To do: Go through the listing and copy every line word for word.

Given data:

::::::

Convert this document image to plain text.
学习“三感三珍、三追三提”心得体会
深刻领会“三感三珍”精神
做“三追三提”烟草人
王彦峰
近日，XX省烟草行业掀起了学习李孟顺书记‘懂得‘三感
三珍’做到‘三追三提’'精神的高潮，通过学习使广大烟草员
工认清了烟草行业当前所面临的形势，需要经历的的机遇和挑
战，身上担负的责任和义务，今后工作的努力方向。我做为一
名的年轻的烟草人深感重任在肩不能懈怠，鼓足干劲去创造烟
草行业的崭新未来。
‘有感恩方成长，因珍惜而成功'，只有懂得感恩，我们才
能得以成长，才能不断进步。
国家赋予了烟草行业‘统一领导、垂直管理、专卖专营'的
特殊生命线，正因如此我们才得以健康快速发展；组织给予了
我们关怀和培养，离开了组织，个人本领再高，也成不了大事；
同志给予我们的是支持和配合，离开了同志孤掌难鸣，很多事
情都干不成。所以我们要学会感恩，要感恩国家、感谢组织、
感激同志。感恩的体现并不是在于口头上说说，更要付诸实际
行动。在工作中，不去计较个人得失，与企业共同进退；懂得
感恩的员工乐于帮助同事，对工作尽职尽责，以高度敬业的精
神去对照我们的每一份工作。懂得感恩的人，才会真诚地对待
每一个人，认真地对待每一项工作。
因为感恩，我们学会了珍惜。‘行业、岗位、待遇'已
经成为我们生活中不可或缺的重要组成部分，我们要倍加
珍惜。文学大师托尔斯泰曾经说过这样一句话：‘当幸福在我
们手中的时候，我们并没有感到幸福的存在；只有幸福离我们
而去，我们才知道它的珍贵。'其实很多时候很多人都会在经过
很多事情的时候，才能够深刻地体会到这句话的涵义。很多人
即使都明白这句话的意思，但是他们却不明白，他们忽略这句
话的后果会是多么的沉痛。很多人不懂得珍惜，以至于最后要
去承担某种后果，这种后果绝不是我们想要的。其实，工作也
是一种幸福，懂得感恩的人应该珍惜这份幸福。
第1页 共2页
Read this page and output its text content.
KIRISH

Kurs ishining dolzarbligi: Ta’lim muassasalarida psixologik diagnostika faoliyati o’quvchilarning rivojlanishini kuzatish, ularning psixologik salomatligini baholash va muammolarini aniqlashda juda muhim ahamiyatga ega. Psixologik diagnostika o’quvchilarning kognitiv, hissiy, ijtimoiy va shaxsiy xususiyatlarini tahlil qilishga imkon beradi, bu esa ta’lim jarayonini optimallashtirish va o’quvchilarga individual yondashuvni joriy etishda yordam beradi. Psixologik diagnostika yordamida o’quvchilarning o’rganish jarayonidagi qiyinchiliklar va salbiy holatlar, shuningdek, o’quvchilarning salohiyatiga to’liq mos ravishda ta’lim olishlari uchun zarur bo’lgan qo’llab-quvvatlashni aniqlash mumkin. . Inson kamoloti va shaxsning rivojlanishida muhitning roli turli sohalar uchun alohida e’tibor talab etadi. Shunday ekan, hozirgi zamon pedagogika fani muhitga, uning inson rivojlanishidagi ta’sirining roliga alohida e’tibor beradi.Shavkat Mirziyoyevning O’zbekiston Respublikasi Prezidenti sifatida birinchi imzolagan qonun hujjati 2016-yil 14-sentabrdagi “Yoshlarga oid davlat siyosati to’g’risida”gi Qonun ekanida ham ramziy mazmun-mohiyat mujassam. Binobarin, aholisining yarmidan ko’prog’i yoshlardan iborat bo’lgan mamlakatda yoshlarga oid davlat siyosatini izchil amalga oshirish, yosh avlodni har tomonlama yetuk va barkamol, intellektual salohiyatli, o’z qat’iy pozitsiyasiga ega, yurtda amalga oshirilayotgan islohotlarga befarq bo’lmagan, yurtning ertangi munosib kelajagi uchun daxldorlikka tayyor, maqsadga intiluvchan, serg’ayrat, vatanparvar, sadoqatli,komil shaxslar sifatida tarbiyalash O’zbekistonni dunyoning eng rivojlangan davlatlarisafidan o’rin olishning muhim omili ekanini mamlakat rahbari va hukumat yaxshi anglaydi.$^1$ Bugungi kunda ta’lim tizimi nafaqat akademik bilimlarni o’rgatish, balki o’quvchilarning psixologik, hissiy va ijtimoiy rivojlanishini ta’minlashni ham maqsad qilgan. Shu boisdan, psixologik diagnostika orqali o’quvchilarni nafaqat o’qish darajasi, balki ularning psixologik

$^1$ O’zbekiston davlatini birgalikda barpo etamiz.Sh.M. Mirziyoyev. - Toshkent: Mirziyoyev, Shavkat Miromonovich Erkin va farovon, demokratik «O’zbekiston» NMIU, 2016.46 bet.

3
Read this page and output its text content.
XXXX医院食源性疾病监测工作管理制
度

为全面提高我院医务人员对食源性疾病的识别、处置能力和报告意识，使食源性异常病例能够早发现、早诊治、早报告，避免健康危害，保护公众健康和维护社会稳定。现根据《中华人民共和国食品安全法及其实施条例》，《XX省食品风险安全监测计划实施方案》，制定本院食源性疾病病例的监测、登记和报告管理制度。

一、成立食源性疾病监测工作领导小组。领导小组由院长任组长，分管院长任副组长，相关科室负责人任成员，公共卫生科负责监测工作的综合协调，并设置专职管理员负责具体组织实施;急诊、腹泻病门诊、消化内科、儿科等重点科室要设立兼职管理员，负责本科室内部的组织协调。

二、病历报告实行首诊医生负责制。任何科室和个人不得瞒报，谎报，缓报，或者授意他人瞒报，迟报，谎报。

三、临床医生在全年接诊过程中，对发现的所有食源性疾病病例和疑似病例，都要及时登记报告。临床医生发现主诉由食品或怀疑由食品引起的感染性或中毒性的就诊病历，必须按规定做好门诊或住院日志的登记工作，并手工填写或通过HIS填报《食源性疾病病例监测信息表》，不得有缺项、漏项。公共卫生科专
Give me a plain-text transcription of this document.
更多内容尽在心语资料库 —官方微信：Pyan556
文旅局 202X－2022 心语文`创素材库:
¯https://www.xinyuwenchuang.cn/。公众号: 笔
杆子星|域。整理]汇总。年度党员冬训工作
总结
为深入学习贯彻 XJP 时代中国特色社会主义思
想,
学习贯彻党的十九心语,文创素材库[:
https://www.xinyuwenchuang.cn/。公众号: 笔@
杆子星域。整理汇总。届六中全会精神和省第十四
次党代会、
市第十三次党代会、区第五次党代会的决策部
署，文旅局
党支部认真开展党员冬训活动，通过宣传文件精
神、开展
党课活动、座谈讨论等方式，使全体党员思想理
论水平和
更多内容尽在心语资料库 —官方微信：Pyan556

::::::

Answer:
Convert this document image to plain text.
学习“三感三珍、三追三提”心得体会
深刻领会“三感三珍”精神
做“三追三提”烟草人
王彦峰
近日，XX省烟草行业掀起了学习李孟顺书记‘懂得‘三感
三珍’做到‘三追三提’'精神的高潮，通过学习使广大烟草员
工认清了烟草行业当前所面临的形势，需要经历的的机遇和挑
战，身上担负的责任和义务，今后工作的努力方向。我做为一
名的年轻的烟草人深感重任在肩不能懈怠，鼓足干劲去创造烟
草行业的崭新未来。
‘有感恩方成长，因珍惜而成功'，只有懂得感恩，我们才
能得以成长，才能不断进步。
国家赋予了烟草行业‘统一领导、垂直管理、专卖专营'的
特殊生命线，正因如此我们才得以健康快速发展；组织给予了
我们关怀和培养，离开了组织，个人本领再高，也成不了大事；
同志给予我们的是支持和配合，离开了同志孤掌难鸣，很多事
情都干不成。所以我们要学会感恩，要感恩国家、感谢组织、
感激同志。感恩的体现并不是在于口头上说说，更要付诸实际
行动。在工作中，不去计较个人得失，与企业共同进退；懂得
感恩的员工乐于帮助同事，对工作尽职尽责，以高度敬业的精
神去对照我们的每一份工作。懂得感恩的人，才会真诚地对待
每一个人，认真地对待每一项工作。
因为感恩，我们学会了珍惜。‘行业、岗位、待遇'已
经成为我们生活中不可或缺的重要组成部分，我们要倍加
珍惜。文学大师托尔斯泰曾经说过这样一句话：‘当幸福在我
们手中的时候，我们并没有感到幸福的存在；只有幸福离我们
而去，我们才知道它的珍贵。'其实很多时候很多人都会在经过
很多事情的时候，才能够深刻地体会到这句话的涵义。很多人
即使都明白这句话的意思，但是他们却不明白，他们忽略这句
话的后果会是多么的沉痛。很多人不懂得珍惜，以至于最后要
去承担某种后果，这种后果绝不是我们想要的。其实，工作也
是一种幸福，懂得感恩的人应该珍惜这份幸福。
第1页 共2页
Read this page and output its text content.
KIRISH

Kurs ishining dolzarbligi: Ta’lim muassasalarida psixologik diagnostika faoliyati o’quvchilarning rivojlanishini kuzatish, ularning psixologik salomatligini baholash va muammolarini aniqlashda juda muhim ahamiyatga ega. Psixologik diagnostika o’quvchilarning kognitiv, hissiy, ijtimoiy va shaxsiy xususiyatlarini tahlil qilishga imkon beradi, bu esa ta’lim jarayonini optimallashtirish va o’quvchilarga individual yondashuvni joriy etishda yordam beradi. Psixologik diagnostika yordamida o’quvchilarning o’rganish jarayonidagi qiyinchiliklar va salbiy holatlar, shuningdek, o’quvchilarning salohiyatiga to’liq mos ravishda ta’lim olishlari uchun zarur bo’lgan qo’llab-quvvatlashni aniqlash mumkin. . Inson kamoloti va shaxsning rivojlanishida muhitning roli turli sohalar uchun alohida e’tibor talab etadi. Shunday ekan, hozirgi zamon pedagogika fani muhitga, uning inson rivojlanishidagi ta’sirining roliga alohida e’tibor beradi.Shavkat Mirziyoyevning O’zbekiston Respublikasi Prezidenti sifatida birinchi imzolagan qonun hujjati 2016-yil 14-sentabrdagi “Yoshlarga oid davlat siyosati to’g’risida”gi Qonun ekanida ham ramziy mazmun-mohiyat mujassam. Binobarin, aholisining yarmidan ko’prog’i yoshlardan iborat bo’lgan mamlakatda yoshlarga oid davlat siyosatini izchil amalga oshirish, yosh avlodni har tomonlama yetuk va barkamol, intellektual salohiyatli, o’z qat’iy pozitsiyasiga ega, yurtda amalga oshirilayotgan islohotlarga befarq bo’lmagan, yurtning ertangi munosib kelajagi uchun daxldorlikka tayyor, maqsadga intiluvchan, serg’ayrat, vatanparvar, sadoqatli,komil shaxslar sifatida tarbiyalash O’zbekistonni dunyoning eng rivojlangan davlatlarisafidan o’rin olishning muhim omili ekanini mamlakat rahbari va hukumat yaxshi anglaydi.$^1$ Bugungi kunda ta’lim tizimi nafaqat akademik bilimlarni o’rgatish, balki o’quvchilarning psixologik, hissiy va ijtimoiy rivojlanishini ta’minlashni ham maqsad qilgan. Shu boisdan, psixologik diagnostika orqali o’quvchilarni nafaqat o’qish darajasi, balki ularning psixologik

$^1$ O’zbekiston davlatini birgalikda barpo etamiz.Sh.M. Mirziyoyev. - Toshkent: Mirziyoyev, Shavkat Miromonovich Erkin va farovon, demokratik «O’zbekiston» NMIU, 2016.46 bet.

3
Read this page and output its text content.
XXXX医院食源性疾病监测工作管理制
度

为全面提高我院医务人员对食源性疾病的识别、处置能力和报告意识，使食源性异常病例能够早发现、早诊治、早报告，避免健康危害，保护公众健康和维护社会稳定。现根据《中华人民共和国食品安全法及其实施条例》，《XX省食品风险安全监测计划实施方案》，制定本院食源性疾病病例的监测、登记和报告管理制度。

一、成立食源性疾病监测工作领导小组。领导小组由院长任组长，分管院长任副组长，相关科室负责人任成员，公共卫生科负责监测工作的综合协调，并设置专职管理员负责具体组织实施;急诊、腹泻病门诊、消化内科、儿科等重点科室要设立兼职管理员，负责本科室内部的组织协调。

二、病历报告实行首诊医生负责制。任何科室和个人不得瞒报，谎报，缓报，或者授意他人瞒报，迟报，谎报。

三、临床医生在全年接诊过程中，对发现的所有食源性疾病病例和疑似病例，都要及时登记报告。临床医生发现主诉由食品或怀疑由食品引起的感染性或中毒性的就诊病历，必须按规定做好门诊或住院日志的登记工作，并手工填写或通过HIS填报《食源性疾病病例监测信息表》，不得有缺项、漏项。公共卫生科专
Give me a plain-text transcription of this document.
更多内容尽在心语资料库 —官方微信：Pyan556
文旅局 202X－2022 心语文`创素材库:
¯https://www.xinyuwenchuang.cn/。公众号: 笔
杆子星|域。整理]汇总。年度党员冬训工作
总结
为深入学习贯彻 XJP 时代中国特色社会主义思
想,
学习贯彻党的十九心语,文创素材库[:
https://www.xinyuwenchuang.cn/。公众号: 笔@
杆子星域。整理汇总。届六中全会精神和省第十四
次党代会、
市第十三次党代会、区第五次党代会的决策部
署，文旅局
党支部认真开展党员冬训活动，通过宣传文件精
神、开展
党课活动、座谈讨论等方式，使全体党员思想理
论水平和
更多内容尽在心语资料库 —官方微信：Pyan556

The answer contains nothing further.